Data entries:
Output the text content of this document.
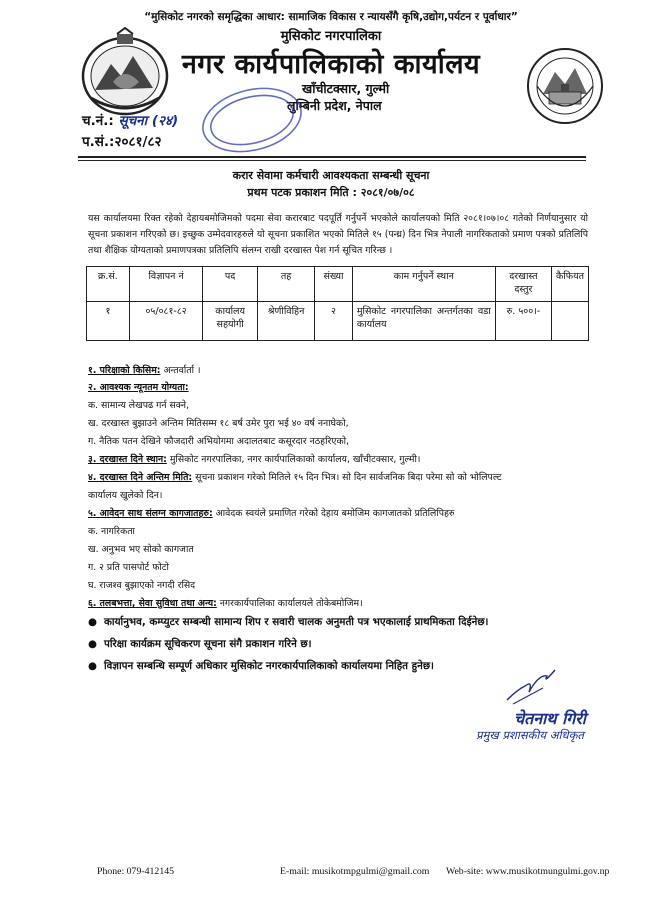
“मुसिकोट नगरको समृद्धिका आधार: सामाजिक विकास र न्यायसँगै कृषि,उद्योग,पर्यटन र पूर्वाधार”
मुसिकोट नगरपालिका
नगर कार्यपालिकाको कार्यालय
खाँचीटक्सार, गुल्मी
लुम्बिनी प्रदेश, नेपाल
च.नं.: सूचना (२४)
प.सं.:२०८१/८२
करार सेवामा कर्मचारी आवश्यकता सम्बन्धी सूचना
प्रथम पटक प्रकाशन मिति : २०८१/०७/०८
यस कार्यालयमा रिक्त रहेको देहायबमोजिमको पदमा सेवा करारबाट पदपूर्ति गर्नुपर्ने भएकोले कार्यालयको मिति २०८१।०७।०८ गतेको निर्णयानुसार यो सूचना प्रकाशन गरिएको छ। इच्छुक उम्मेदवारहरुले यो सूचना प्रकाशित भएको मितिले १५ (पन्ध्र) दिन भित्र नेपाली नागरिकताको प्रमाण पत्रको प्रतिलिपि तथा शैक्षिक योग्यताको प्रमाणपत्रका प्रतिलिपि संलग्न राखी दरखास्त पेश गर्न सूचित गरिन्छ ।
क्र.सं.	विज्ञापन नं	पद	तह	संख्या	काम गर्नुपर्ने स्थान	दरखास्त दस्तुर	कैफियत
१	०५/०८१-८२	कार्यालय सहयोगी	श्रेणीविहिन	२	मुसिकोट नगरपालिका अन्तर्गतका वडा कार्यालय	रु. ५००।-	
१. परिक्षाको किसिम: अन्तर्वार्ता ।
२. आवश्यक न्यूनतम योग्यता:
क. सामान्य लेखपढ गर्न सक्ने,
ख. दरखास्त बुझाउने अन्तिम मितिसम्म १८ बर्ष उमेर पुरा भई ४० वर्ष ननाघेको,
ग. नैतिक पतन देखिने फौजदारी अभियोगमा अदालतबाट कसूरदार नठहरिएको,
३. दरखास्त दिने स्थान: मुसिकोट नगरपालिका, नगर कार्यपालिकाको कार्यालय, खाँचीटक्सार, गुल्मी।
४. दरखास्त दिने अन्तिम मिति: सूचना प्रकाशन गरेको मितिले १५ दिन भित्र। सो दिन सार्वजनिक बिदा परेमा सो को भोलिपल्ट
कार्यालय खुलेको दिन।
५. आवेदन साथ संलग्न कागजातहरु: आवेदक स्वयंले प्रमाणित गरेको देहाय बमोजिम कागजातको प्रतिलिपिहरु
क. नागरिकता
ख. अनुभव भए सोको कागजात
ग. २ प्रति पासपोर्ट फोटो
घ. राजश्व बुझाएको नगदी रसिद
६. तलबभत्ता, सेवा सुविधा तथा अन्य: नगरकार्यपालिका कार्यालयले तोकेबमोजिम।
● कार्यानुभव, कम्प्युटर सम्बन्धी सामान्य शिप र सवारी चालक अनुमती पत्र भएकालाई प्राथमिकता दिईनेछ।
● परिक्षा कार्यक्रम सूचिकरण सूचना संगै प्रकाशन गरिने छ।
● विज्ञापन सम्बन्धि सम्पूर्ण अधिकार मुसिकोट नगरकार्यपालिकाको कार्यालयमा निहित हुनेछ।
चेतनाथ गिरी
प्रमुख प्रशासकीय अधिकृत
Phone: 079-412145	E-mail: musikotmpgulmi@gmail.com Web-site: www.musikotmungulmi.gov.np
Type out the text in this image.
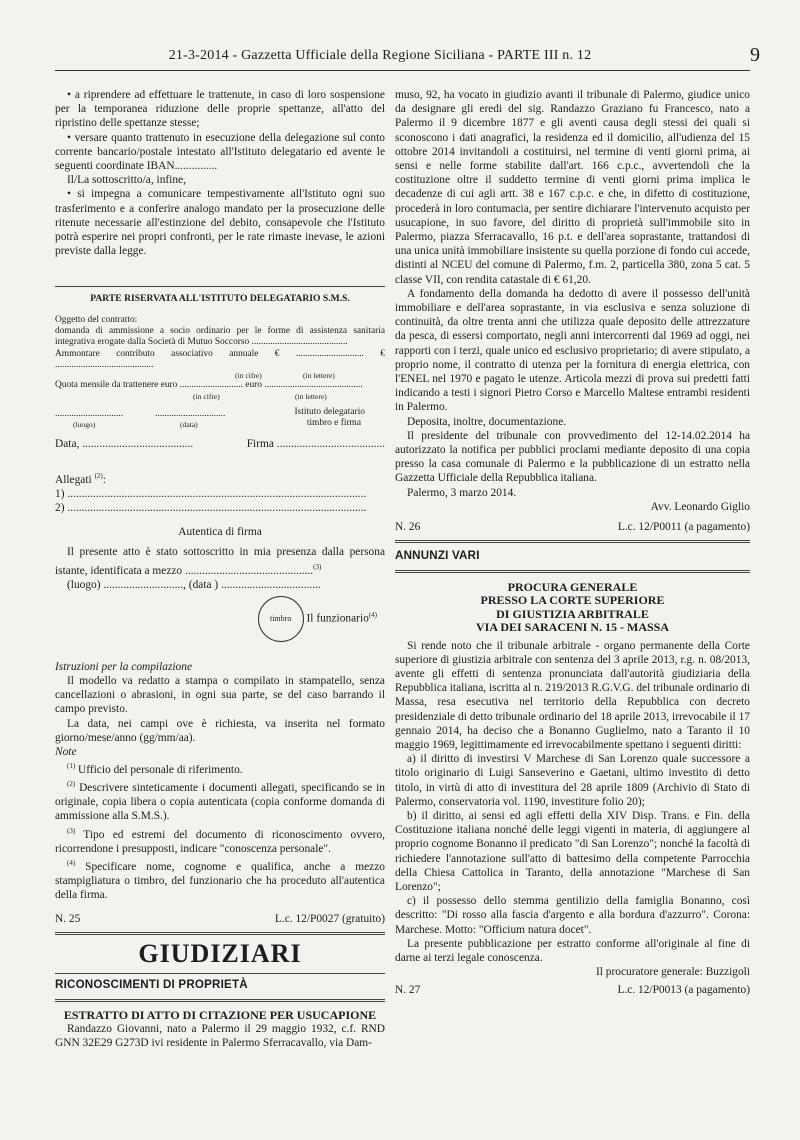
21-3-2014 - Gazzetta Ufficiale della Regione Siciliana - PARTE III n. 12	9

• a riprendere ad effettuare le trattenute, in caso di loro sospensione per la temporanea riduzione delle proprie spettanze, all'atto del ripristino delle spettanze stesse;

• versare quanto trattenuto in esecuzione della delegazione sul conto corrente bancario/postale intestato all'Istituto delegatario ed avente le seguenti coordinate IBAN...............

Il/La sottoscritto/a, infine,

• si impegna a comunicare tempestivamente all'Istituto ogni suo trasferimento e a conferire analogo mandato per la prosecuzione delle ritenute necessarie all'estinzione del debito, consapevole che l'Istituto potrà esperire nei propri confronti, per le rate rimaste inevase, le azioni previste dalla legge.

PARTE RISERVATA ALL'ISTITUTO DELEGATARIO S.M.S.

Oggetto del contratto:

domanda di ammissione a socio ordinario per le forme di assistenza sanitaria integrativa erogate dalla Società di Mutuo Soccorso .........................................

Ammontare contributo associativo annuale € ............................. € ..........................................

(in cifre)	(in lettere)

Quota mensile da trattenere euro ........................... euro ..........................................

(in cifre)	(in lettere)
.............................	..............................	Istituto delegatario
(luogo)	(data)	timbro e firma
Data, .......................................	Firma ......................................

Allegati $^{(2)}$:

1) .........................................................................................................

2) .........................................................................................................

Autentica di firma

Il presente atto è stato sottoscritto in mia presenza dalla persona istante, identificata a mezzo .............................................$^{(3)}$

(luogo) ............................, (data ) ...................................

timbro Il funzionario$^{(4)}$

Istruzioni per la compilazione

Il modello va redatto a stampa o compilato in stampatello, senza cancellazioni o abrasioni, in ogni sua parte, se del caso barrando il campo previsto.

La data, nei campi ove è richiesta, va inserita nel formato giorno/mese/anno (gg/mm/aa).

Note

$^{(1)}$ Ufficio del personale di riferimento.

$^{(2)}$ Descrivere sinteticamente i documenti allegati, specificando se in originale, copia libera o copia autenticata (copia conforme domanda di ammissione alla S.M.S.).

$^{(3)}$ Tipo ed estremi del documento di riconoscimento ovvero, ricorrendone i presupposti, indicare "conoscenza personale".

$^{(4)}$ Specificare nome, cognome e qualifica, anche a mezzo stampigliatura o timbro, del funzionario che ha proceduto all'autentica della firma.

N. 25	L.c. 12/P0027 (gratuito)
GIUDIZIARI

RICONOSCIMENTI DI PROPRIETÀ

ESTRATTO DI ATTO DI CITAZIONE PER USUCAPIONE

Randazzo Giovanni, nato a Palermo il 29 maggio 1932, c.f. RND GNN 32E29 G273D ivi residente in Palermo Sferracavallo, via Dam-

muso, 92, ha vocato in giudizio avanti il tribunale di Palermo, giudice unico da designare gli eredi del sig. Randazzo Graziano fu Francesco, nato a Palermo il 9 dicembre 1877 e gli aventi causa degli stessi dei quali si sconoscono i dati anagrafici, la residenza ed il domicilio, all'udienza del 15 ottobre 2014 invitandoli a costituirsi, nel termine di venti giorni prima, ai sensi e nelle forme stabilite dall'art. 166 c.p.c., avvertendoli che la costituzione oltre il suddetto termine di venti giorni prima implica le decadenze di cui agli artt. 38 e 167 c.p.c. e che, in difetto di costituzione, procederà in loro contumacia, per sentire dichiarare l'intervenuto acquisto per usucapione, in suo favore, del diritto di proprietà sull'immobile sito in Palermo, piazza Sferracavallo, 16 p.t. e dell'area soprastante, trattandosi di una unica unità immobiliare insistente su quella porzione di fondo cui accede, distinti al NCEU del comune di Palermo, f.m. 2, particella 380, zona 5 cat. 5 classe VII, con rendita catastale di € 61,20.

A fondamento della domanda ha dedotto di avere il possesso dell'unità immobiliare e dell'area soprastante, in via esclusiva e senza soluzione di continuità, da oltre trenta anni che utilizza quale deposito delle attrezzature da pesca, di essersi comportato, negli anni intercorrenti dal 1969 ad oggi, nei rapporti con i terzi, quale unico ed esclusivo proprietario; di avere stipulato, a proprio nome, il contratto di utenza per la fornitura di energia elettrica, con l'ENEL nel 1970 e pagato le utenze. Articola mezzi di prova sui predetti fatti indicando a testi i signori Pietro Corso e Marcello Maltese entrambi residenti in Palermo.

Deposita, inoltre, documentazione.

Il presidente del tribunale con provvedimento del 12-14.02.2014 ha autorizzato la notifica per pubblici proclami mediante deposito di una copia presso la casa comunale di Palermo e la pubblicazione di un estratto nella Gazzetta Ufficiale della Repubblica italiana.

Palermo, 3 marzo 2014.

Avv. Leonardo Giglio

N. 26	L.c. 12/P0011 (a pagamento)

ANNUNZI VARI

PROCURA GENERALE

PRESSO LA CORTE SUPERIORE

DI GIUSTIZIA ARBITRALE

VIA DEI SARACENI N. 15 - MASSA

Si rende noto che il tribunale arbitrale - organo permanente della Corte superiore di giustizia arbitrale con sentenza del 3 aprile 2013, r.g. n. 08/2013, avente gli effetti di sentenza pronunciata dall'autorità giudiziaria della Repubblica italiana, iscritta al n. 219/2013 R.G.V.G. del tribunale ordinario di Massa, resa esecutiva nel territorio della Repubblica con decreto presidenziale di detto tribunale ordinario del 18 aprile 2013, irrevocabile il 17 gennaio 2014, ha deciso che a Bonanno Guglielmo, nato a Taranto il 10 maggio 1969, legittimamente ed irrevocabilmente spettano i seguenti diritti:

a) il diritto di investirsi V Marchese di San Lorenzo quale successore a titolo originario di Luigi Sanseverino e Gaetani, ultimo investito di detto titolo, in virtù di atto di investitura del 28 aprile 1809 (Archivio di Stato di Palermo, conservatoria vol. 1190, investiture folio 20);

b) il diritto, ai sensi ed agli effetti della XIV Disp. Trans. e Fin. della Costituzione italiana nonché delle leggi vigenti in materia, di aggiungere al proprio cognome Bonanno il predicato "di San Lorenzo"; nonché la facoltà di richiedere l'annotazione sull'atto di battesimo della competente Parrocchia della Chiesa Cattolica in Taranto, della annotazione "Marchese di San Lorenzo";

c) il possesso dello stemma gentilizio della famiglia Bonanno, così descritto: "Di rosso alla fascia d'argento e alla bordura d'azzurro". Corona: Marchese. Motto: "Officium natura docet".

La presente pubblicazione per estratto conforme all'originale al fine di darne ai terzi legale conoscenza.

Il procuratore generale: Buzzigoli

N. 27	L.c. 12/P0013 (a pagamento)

» Stated task:
Find every line that holds "timbro" and copy it.

» Finished answer:
(luogo)	(data)	timbro e firma
timbro Il funzionario$^{(4)}$
$^{(4)}$ Specificare nome, cognome e qualifica, anche a mezzo stampigliatura o timbro, del funzionario che ha proceduto all'autentica della firma.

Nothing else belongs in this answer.